Work to be completed: Rewrite the lines from the first one through the line with "browser-viewport: Negative Space", swapping "view-count" for "visit-count" and keeping everything else unchanged.
##### Supplied data
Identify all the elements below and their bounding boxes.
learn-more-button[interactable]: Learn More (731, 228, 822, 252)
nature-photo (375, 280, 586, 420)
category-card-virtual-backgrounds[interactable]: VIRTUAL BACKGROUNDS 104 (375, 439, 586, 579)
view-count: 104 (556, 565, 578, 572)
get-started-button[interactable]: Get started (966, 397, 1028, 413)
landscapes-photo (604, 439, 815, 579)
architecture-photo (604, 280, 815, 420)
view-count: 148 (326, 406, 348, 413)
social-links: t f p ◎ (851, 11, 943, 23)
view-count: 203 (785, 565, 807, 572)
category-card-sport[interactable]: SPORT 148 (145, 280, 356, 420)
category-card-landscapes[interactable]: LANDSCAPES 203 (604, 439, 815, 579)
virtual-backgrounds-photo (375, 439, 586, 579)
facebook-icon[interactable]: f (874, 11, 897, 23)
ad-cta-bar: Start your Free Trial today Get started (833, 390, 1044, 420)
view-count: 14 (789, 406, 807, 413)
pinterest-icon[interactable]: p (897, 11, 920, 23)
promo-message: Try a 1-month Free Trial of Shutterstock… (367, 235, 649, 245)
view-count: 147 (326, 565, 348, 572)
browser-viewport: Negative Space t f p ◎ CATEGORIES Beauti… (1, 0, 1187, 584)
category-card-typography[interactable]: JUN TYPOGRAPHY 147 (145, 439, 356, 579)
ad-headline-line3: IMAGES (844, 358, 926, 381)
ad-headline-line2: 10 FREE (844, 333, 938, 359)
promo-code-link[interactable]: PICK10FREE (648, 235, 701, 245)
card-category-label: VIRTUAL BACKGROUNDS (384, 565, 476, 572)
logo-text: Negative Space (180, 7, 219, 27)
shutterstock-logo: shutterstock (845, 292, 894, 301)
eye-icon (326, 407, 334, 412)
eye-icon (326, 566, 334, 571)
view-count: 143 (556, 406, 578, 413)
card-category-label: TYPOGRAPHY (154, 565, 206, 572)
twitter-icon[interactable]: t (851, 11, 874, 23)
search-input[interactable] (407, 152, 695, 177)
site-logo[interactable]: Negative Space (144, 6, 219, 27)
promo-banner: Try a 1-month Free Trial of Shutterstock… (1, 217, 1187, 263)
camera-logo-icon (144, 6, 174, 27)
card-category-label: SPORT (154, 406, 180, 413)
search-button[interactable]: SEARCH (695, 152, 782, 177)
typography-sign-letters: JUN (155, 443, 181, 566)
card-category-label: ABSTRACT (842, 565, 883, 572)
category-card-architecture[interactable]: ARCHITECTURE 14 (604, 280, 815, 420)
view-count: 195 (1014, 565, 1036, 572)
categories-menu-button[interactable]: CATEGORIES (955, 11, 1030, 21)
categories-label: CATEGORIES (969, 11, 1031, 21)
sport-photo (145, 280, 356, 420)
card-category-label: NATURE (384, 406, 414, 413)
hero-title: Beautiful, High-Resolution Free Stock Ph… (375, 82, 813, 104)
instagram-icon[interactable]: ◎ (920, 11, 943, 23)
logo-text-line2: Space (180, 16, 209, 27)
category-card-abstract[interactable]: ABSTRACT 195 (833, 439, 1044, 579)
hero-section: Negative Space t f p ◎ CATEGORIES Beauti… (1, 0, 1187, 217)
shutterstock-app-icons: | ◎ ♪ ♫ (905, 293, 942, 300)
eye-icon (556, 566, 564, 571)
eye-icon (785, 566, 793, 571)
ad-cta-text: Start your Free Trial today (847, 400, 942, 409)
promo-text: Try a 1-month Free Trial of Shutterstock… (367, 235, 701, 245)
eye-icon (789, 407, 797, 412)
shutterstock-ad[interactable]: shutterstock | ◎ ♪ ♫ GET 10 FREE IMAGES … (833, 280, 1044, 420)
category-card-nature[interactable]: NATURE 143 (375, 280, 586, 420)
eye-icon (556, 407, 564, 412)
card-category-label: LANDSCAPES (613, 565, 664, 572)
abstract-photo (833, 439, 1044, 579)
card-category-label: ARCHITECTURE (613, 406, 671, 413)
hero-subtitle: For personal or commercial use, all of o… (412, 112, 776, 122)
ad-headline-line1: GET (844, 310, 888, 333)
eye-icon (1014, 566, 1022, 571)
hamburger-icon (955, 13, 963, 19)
##########
Answer to this exercise:
Identify all the elements below and their bounding boxes.
learn-more-button[interactable]: Learn More (731, 228, 822, 252)
nature-photo (375, 280, 586, 420)
category-card-virtual-backgrounds[interactable]: VIRTUAL BACKGROUNDS 104 (375, 439, 586, 579)
visit-count: 104 (556, 565, 578, 572)
get-started-button[interactable]: Get started (966, 397, 1028, 413)
landscapes-photo (604, 439, 815, 579)
architecture-photo (604, 280, 815, 420)
visit-count: 148 (326, 406, 348, 413)
social-links: t f p ◎ (851, 11, 943, 23)
visit-count: 203 (785, 565, 807, 572)
category-card-sport[interactable]: SPORT 148 (145, 280, 356, 420)
category-card-landscapes[interactable]: LANDSCAPES 203 (604, 439, 815, 579)
virtual-backgrounds-photo (375, 439, 586, 579)
facebook-icon[interactable]: f (874, 11, 897, 23)
ad-cta-bar: Start your Free Trial today Get started (833, 390, 1044, 420)
visit-count: 14 (789, 406, 807, 413)
pinterest-icon[interactable]: p (897, 11, 920, 23)
promo-message: Try a 1-month Free Trial of Shutterstock… (367, 235, 649, 245)
visit-count: 147 (326, 565, 348, 572)
browser-viewport: Negative Space t f p ◎ CATEGORIES Beauti… (1, 0, 1187, 584)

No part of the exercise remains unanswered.